WRITTEN PROBLEM -
Identify the lines holding "Microsoft" and copy them.

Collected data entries
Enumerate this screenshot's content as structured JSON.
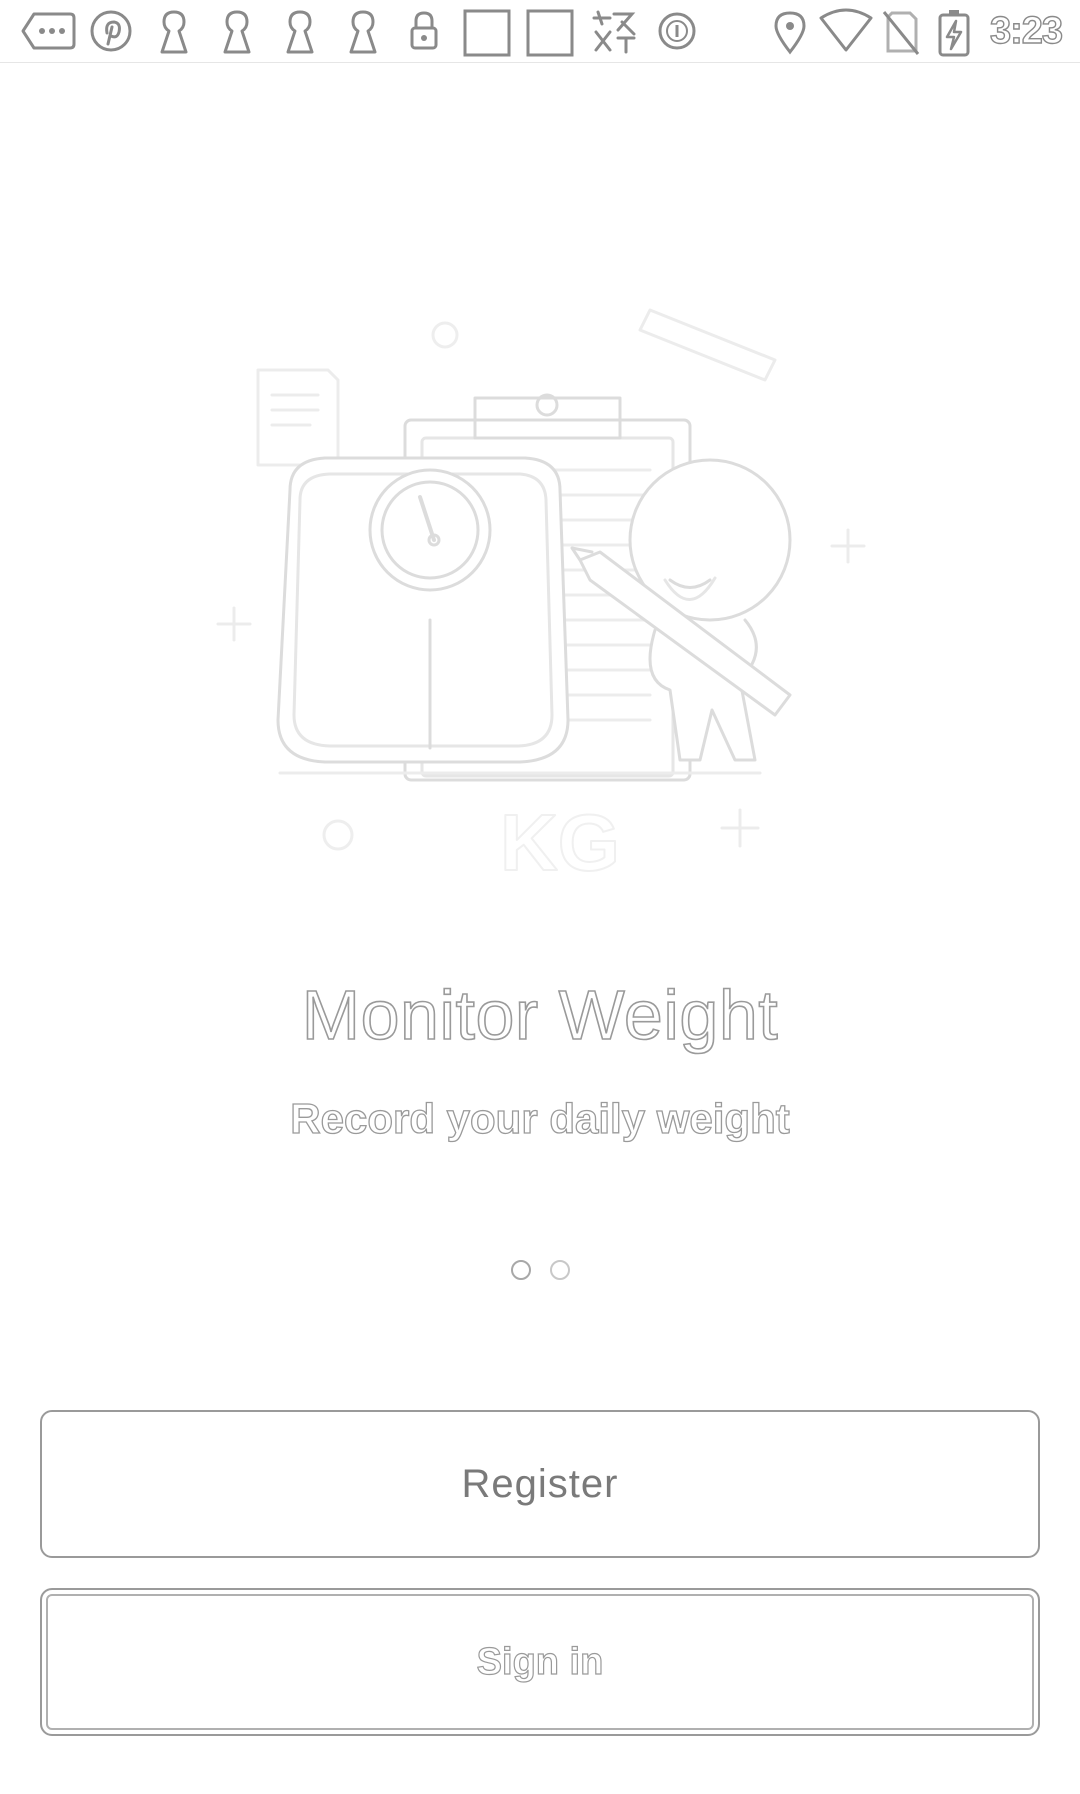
{
  "status_bar": {
    "time": "3:23",
    "icons": [
      "more-chat-icon",
      "pinterest-icon",
      "keyhole-icon",
      "keyhole-icon",
      "keyhole-icon",
      "keyhole-icon",
      "lock-icon",
      "blank-square-icon",
      "blank-square-icon",
      "app-glyph-icon",
      "circle-i-icon",
      "location-icon",
      "wifi-icon",
      "no-sim-icon",
      "battery-charging-icon"
    ]
  },
  "onboarding": {
    "title": "Monitor Weight",
    "subtitle": "Record your daily weight",
    "illustration_label": "KG",
    "pages_total": 2,
    "active_page": 1
  },
  "actions": {
    "register_label": "Register",
    "signin_label": "Sign in"
  },
  "colors": {
    "outline": "#9a9a9a",
    "background": "#ffffff"
  }
}
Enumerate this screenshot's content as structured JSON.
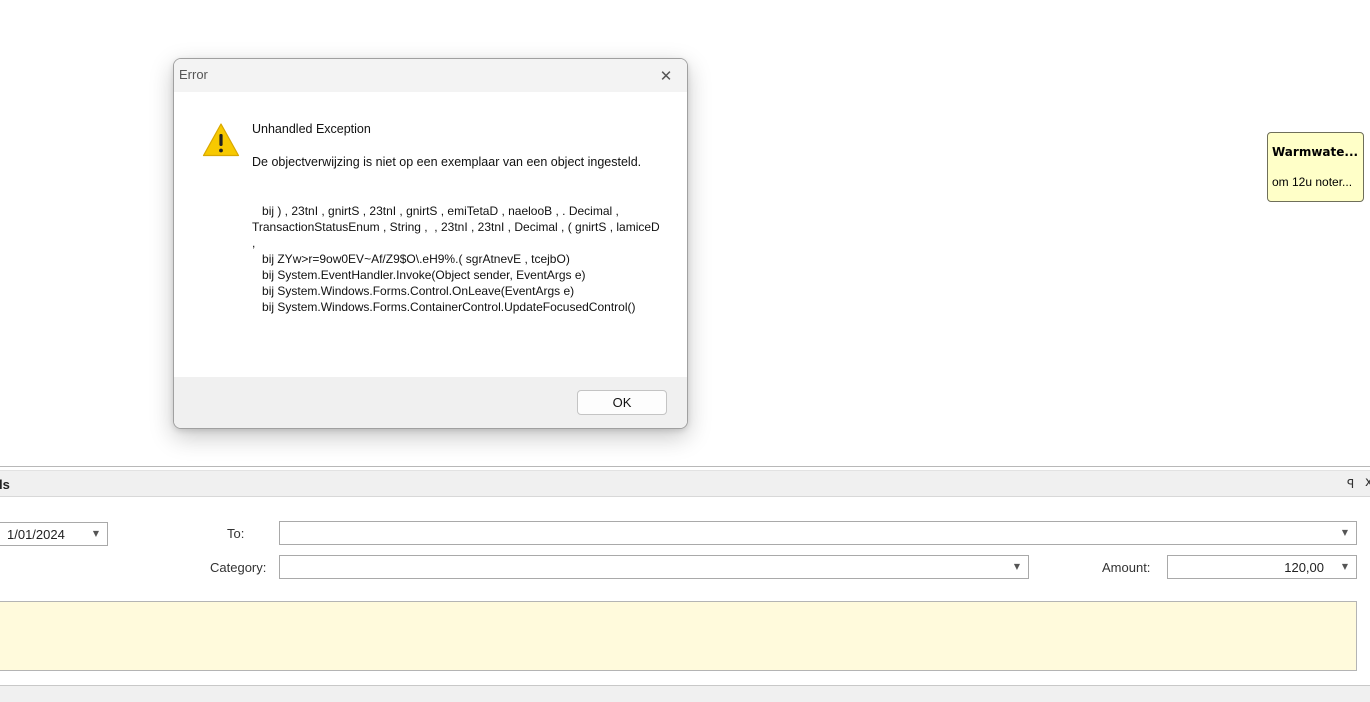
{
  "dialog": {
    "title": "Error",
    "close_glyph": "✕",
    "icon": "warning-icon",
    "heading": "Unhandled Exception",
    "message": "De objectverwijzing is niet op een exemplaar van een object ingesteld.",
    "stack_trace": "   bij ) , 23tnI , gnirtS , 23tnI , gnirtS , emiTetaD , naelooB , . Decimal , TransactionStatusEnum , String ,  , 23tnI , 23tnI , Decimal , ( gnirtS , lamiceD ,\n   bij ZYw>r=9ow0EV~Af/Z9$O\\.eH9%.( sgrAtnevE , tcejbO)\n   bij System.EventHandler.Invoke(Object sender, EventArgs e)\n   bij System.Windows.Forms.Control.OnLeave(EventArgs e)\n   bij System.Windows.Forms.ContainerControl.UpdateFocusedControl()",
    "ok_label": "OK"
  },
  "note": {
    "title": "Warmwate...",
    "body": "om 12u noter..."
  },
  "panel": {
    "title": "ls",
    "pin_glyph": "ꟼ",
    "close_glyph": "x",
    "date_value": "1/01/2024",
    "to_label": "To:",
    "to_value": "",
    "category_label": "Category:",
    "category_value": "",
    "amount_label": "Amount:",
    "amount_value": "120,00",
    "dropdown_glyph": "▼"
  },
  "colors": {
    "memo_background": "#fffadc",
    "note_background": "#ffffc8",
    "warning_yellow": "#f7c900"
  }
}
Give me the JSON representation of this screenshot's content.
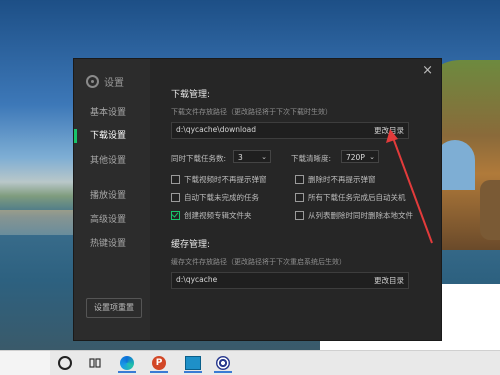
{
  "settings": {
    "title": "设置",
    "close_glyph": "×",
    "nav": [
      {
        "label": "基本设置",
        "active": false
      },
      {
        "label": "下载设置",
        "active": true
      },
      {
        "label": "其他设置",
        "active": false
      },
      {
        "label": "播放设置",
        "active": false
      },
      {
        "label": "高级设置",
        "active": false
      },
      {
        "label": "热键设置",
        "active": false
      }
    ],
    "reset_label": "设置项重置",
    "download": {
      "section_title": "下载管理:",
      "path_hint": "下载文件存放路径（更改路径将于下次下载时生效）",
      "path_value": "d:\\qycache\\download",
      "change_dir_label": "更改目录",
      "concurrent_label": "同时下载任务数:",
      "concurrent_value": "3",
      "quality_label": "下载清晰度:",
      "quality_value": "720P",
      "options": [
        {
          "label": "下载视频时不再提示弹窗",
          "checked": false
        },
        {
          "label": "删除时不再提示弹窗",
          "checked": false
        },
        {
          "label": "自动下载未完成的任务",
          "checked": false
        },
        {
          "label": "所有下载任务完成后自动关机",
          "checked": false
        },
        {
          "label": "创建视频专辑文件夹",
          "checked": true
        },
        {
          "label": "从列表删除时同时删除本地文件",
          "checked": false
        }
      ]
    },
    "cache": {
      "section_title": "缓存管理:",
      "path_hint": "缓存文件存放路径（更改路径将于下次重启系统后生效）",
      "path_value": "d:\\qycache",
      "change_dir_label": "更改目录"
    }
  },
  "taskbar": {
    "icons": [
      "search-circle-icon",
      "task-view-icon",
      "edge-icon",
      "powerpoint-icon",
      "photos-icon",
      "app-icon"
    ],
    "ppt_letter": "P"
  },
  "colors": {
    "accent": "#19c36b",
    "annotation_arrow": "#e23b3b"
  }
}
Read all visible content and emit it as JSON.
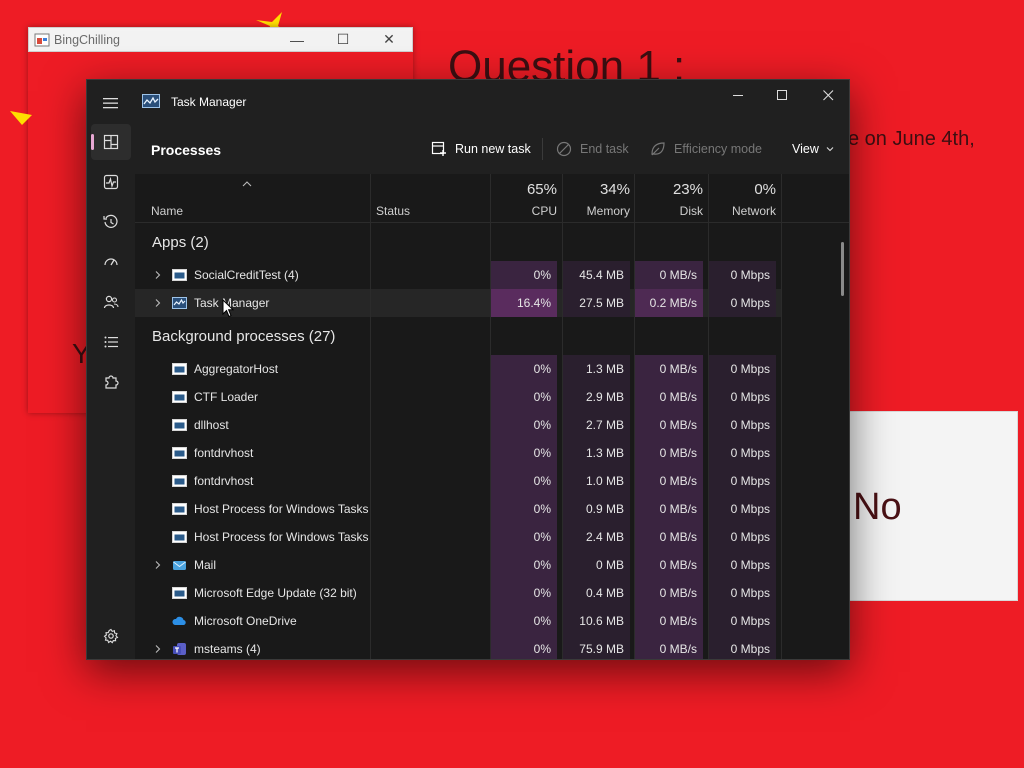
{
  "background_app": {
    "title": "BingChilling",
    "question": "Question 1 :",
    "question_fragment": "e on June 4th,",
    "partial_letter": "Y",
    "no_button": "No"
  },
  "task_manager": {
    "title": "Task Manager",
    "page_title": "Processes",
    "commands": {
      "run_new_task": "Run new task",
      "end_task": "End task",
      "efficiency_mode": "Efficiency mode",
      "view": "View"
    },
    "columns": {
      "name": "Name",
      "status": "Status",
      "cpu": {
        "percent": "65%",
        "label": "CPU"
      },
      "memory": {
        "percent": "34%",
        "label": "Memory"
      },
      "disk": {
        "percent": "23%",
        "label": "Disk"
      },
      "network": {
        "percent": "0%",
        "label": "Network"
      }
    },
    "groups": {
      "apps": "Apps (2)",
      "background": "Background processes (27)"
    },
    "apps": [
      {
        "name": "SocialCreditTest (4)",
        "cpu": "0%",
        "memory": "45.4 MB",
        "disk": "0 MB/s",
        "network": "0 Mbps"
      },
      {
        "name": "Task Manager",
        "cpu": "16.4%",
        "memory": "27.5 MB",
        "disk": "0.2 MB/s",
        "network": "0 Mbps"
      }
    ],
    "background": [
      {
        "name": "AggregatorHost",
        "cpu": "0%",
        "memory": "1.3 MB",
        "disk": "0 MB/s",
        "network": "0 Mbps"
      },
      {
        "name": "CTF Loader",
        "cpu": "0%",
        "memory": "2.9 MB",
        "disk": "0 MB/s",
        "network": "0 Mbps"
      },
      {
        "name": "dllhost",
        "cpu": "0%",
        "memory": "2.7 MB",
        "disk": "0 MB/s",
        "network": "0 Mbps"
      },
      {
        "name": "fontdrvhost",
        "cpu": "0%",
        "memory": "1.3 MB",
        "disk": "0 MB/s",
        "network": "0 Mbps"
      },
      {
        "name": "fontdrvhost",
        "cpu": "0%",
        "memory": "1.0 MB",
        "disk": "0 MB/s",
        "network": "0 Mbps"
      },
      {
        "name": "Host Process for Windows Tasks",
        "cpu": "0%",
        "memory": "0.9 MB",
        "disk": "0 MB/s",
        "network": "0 Mbps"
      },
      {
        "name": "Host Process for Windows Tasks",
        "cpu": "0%",
        "memory": "2.4 MB",
        "disk": "0 MB/s",
        "network": "0 Mbps"
      },
      {
        "name": "Mail",
        "cpu": "0%",
        "memory": "0 MB",
        "disk": "0 MB/s",
        "network": "0 Mbps"
      },
      {
        "name": "Microsoft Edge Update (32 bit)",
        "cpu": "0%",
        "memory": "0.4 MB",
        "disk": "0 MB/s",
        "network": "0 Mbps"
      },
      {
        "name": "Microsoft OneDrive",
        "cpu": "0%",
        "memory": "10.6 MB",
        "disk": "0 MB/s",
        "network": "0 Mbps"
      },
      {
        "name": "msteams (4)",
        "cpu": "0%",
        "memory": "75.9 MB",
        "disk": "0 MB/s",
        "network": "0 Mbps"
      }
    ]
  }
}
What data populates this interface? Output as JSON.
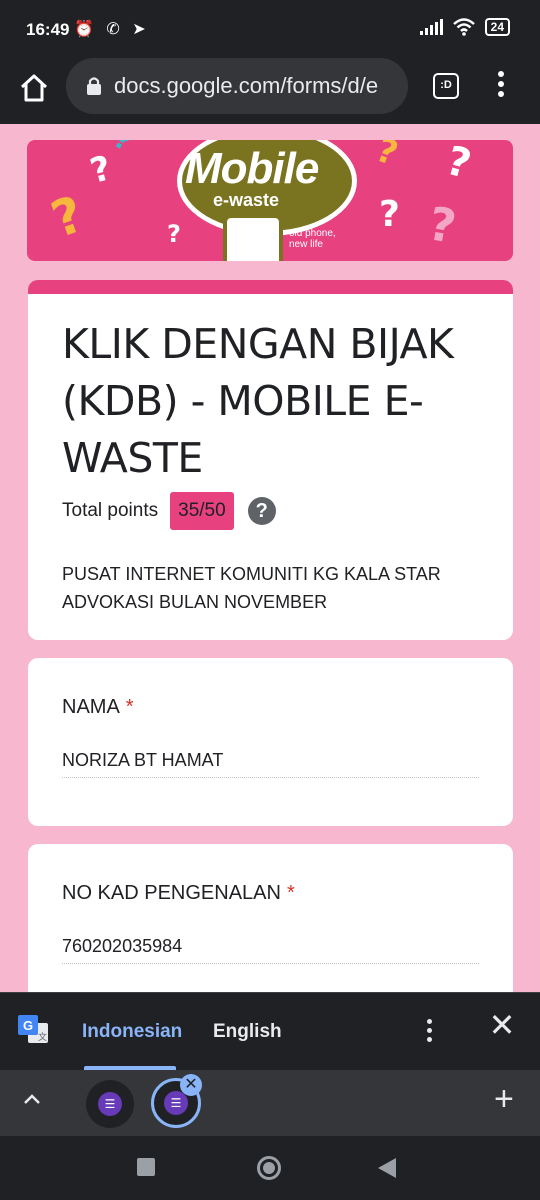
{
  "status_bar": {
    "time": "16:49",
    "notification_icons": "⏰ ✆ ➤",
    "battery": "24"
  },
  "browser": {
    "url": "docs.google.com/forms/d/e",
    "tab_switcher_label": ":D",
    "icons": [
      "home-icon",
      "lock-icon",
      "tab-switcher-icon",
      "more-vert-icon"
    ]
  },
  "banner": {
    "logo_line1": "Mobile",
    "logo_line2": "e-waste",
    "tagline": "old phone, new life"
  },
  "form": {
    "title": "KLIK DENGAN BIJAK (KDB) - MOBILE E-WASTE",
    "points_label": "Total points",
    "points_value": "35/50",
    "description_line1": "PUSAT INTERNET KOMUNITI KG KALA STAR",
    "description_line2": "ADVOKASI BULAN NOVEMBER",
    "questions": [
      {
        "label": "NAMA",
        "required_mark": "*",
        "answer": "NORIZA BT HAMAT"
      },
      {
        "label": "NO KAD PENGENALAN",
        "required_mark": "*",
        "answer": "760202035984"
      }
    ]
  },
  "translate_bar": {
    "source_language": "Indonesian",
    "target_language": "English"
  },
  "tab_strip": {
    "new_tab": "+"
  },
  "colors": {
    "accent": "#e8417f",
    "page_bg": "#f7b8cf",
    "chrome_dark": "#202124",
    "link_blue": "#8ab4f8"
  }
}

RIGHT ANSWER -
        "name": "Microsoft Edge Update (32 bit)",
        "name": "Microsoft OneDrive",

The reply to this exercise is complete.